• GIVEN TASK: Extract the text of each entry below exactly, leaving every image behind.

• DATASET:
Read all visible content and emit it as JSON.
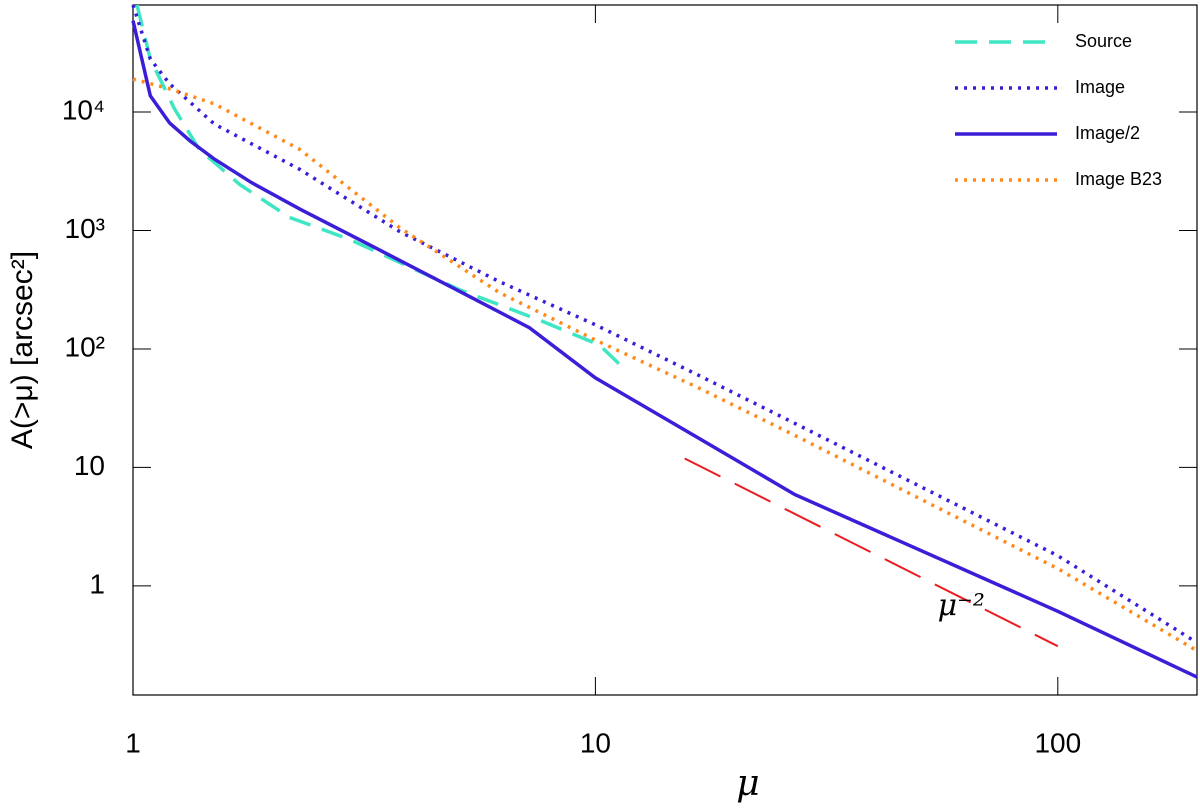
{
  "chart_data": {
    "type": "line",
    "xlabel": "μ",
    "ylabel": "A(>μ) [arcsec²]",
    "xlog": true,
    "ylog": true,
    "xlim": [
      1,
      200
    ],
    "ylim": [
      0.12,
      80000
    ],
    "xticks": [
      1,
      10,
      100
    ],
    "yticks": [
      1,
      10,
      {
        "value": 100,
        "label": "10²"
      },
      {
        "value": 1000,
        "label": "10³"
      },
      {
        "value": 10000,
        "label": "10⁴"
      }
    ],
    "legend": "upper right",
    "series": [
      {
        "name": "Source",
        "color": "#3ee6c4",
        "style": "dashed",
        "x": [
          1.02,
          1.09,
          1.23,
          1.39,
          1.7,
          2.18,
          2.94,
          5.08,
          7.55,
          10.2,
          11.5
        ],
        "values": [
          80000,
          28000,
          10600,
          4850,
          2450,
          1290,
          840,
          316,
          176,
          108,
          69
        ]
      },
      {
        "name": "Image",
        "color": "#3a1ed8",
        "style": "dotted",
        "x": [
          1,
          1.09,
          1.2,
          1.5,
          2.29,
          3.77,
          6.2,
          10,
          16.7,
          27.5,
          100,
          198
        ],
        "values": [
          80000,
          28000,
          17300,
          7900,
          3290,
          980,
          370,
          160,
          60,
          22.7,
          1.8,
          0.34
        ]
      },
      {
        "name": "Image/2",
        "color": "#3a1ed8",
        "style": "solid",
        "x": [
          1,
          1.09,
          1.2,
          1.33,
          1.5,
          1.8,
          2.3,
          3.4,
          5.1,
          7.2,
          10,
          17,
          27,
          100,
          200
        ],
        "values": [
          59000,
          13700,
          8070,
          5680,
          4000,
          2550,
          1510,
          690,
          304,
          151,
          57,
          17,
          5.9,
          0.61,
          0.17
        ]
      },
      {
        "name": "Image B23",
        "color": "#ff8a1c",
        "style": "dotted",
        "x": [
          1,
          1.2,
          1.5,
          2.29,
          3.77,
          6.2,
          10,
          16.7,
          27.5,
          100,
          198
        ],
        "values": [
          19000,
          15700,
          11700,
          4850,
          1060,
          299,
          119,
          47,
          18,
          1.4,
          0.29
        ]
      }
    ],
    "annotations": [
      {
        "text": "μ⁻²",
        "color": "#ee1c1c",
        "style": "longdash",
        "x": [
          15.6,
          100
        ],
        "values": [
          11.9,
          0.31
        ]
      }
    ]
  }
}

• FULL ANSWER:
Read all visible content and emit it as JSON.
{
  "chart_data": {
    "type": "line",
    "xlabel": "μ",
    "ylabel": "A(>μ) [arcsec²]",
    "xlog": true,
    "ylog": true,
    "xlim": [
      1,
      200
    ],
    "ylim": [
      0.12,
      80000
    ],
    "xticks": [
      1,
      10,
      100
    ],
    "yticks": [
      1,
      10,
      {
        "value": 100,
        "label": "10²"
      },
      {
        "value": 1000,
        "label": "10³"
      },
      {
        "value": 10000,
        "label": "10⁴"
      }
    ],
    "legend": "upper right",
    "series": [
      {
        "name": "Source",
        "color": "#3ee6c4",
        "style": "dashed",
        "x": [
          1.02,
          1.09,
          1.23,
          1.39,
          1.7,
          2.18,
          2.94,
          5.08,
          7.55,
          10.2,
          11.5
        ],
        "values": [
          80000,
          28000,
          10600,
          4850,
          2450,
          1290,
          840,
          316,
          176,
          108,
          69
        ]
      },
      {
        "name": "Image",
        "color": "#3a1ed8",
        "style": "dotted",
        "x": [
          1,
          1.09,
          1.2,
          1.5,
          2.29,
          3.77,
          6.2,
          10,
          16.7,
          27.5,
          100,
          198
        ],
        "values": [
          80000,
          28000,
          17300,
          7900,
          3290,
          980,
          370,
          160,
          60,
          22.7,
          1.8,
          0.34
        ]
      },
      {
        "name": "Image/2",
        "color": "#3a1ed8",
        "style": "solid",
        "x": [
          1,
          1.09,
          1.2,
          1.33,
          1.5,
          1.8,
          2.3,
          3.4,
          5.1,
          7.2,
          10,
          17,
          27,
          100,
          200
        ],
        "values": [
          59000,
          13700,
          8070,
          5680,
          4000,
          2550,
          1510,
          690,
          304,
          151,
          57,
          17,
          5.9,
          0.61,
          0.17
        ]
      },
      {
        "name": "Image B23",
        "color": "#ff8a1c",
        "style": "dotted",
        "x": [
          1,
          1.2,
          1.5,
          2.29,
          3.77,
          6.2,
          10,
          16.7,
          27.5,
          100,
          198
        ],
        "values": [
          19000,
          15700,
          11700,
          4850,
          1060,
          299,
          119,
          47,
          18,
          1.4,
          0.29
        ]
      }
    ],
    "annotations": [
      {
        "text": "μ⁻²",
        "color": "#ee1c1c",
        "style": "longdash",
        "x": [
          15.6,
          100
        ],
        "values": [
          11.9,
          0.31
        ]
      }
    ]
  }
}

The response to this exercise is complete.